### The task
Transcribe all of the material exactly, except for its pictures.

## START Items

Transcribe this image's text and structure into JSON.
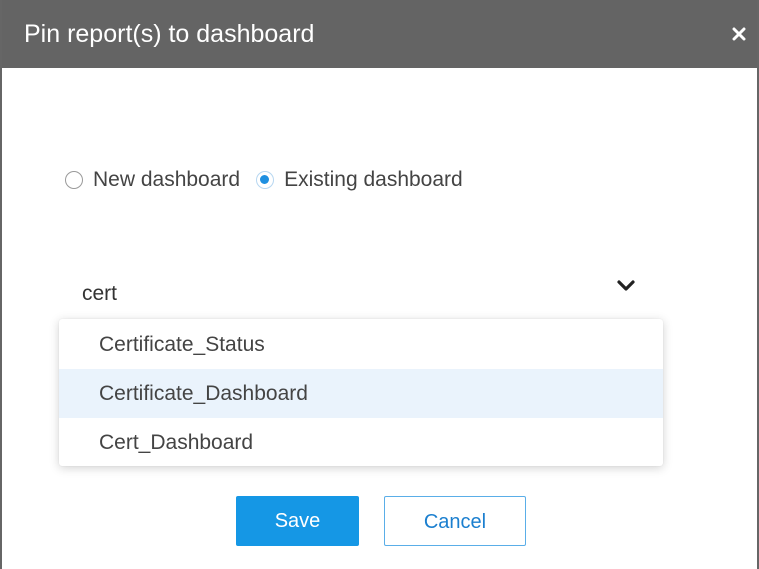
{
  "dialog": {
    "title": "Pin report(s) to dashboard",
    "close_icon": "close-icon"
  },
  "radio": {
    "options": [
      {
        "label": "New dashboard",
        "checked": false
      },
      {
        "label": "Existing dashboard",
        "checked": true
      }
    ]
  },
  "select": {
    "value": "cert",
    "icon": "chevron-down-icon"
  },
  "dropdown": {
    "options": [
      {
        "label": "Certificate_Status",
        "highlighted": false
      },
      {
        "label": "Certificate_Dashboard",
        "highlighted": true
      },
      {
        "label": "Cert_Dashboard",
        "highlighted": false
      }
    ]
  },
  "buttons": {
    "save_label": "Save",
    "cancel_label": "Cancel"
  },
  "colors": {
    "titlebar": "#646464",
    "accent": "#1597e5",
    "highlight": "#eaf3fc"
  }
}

## END Items

### Solution below
Transcribe this image's text and structure into JSON.
{
  "dialog": {
    "title": "Pin report(s) to dashboard",
    "close_icon": "close-icon"
  },
  "radio": {
    "options": [
      {
        "label": "New dashboard",
        "checked": false
      },
      {
        "label": "Existing dashboard",
        "checked": true
      }
    ]
  },
  "select": {
    "value": "cert",
    "icon": "chevron-down-icon"
  },
  "dropdown": {
    "options": [
      {
        "label": "Certificate_Status",
        "highlighted": false
      },
      {
        "label": "Certificate_Dashboard",
        "highlighted": true
      },
      {
        "label": "Cert_Dashboard",
        "highlighted": false
      }
    ]
  },
  "buttons": {
    "save_label": "Save",
    "cancel_label": "Cancel"
  },
  "colors": {
    "titlebar": "#646464",
    "accent": "#1597e5",
    "highlight": "#eaf3fc"
  }
}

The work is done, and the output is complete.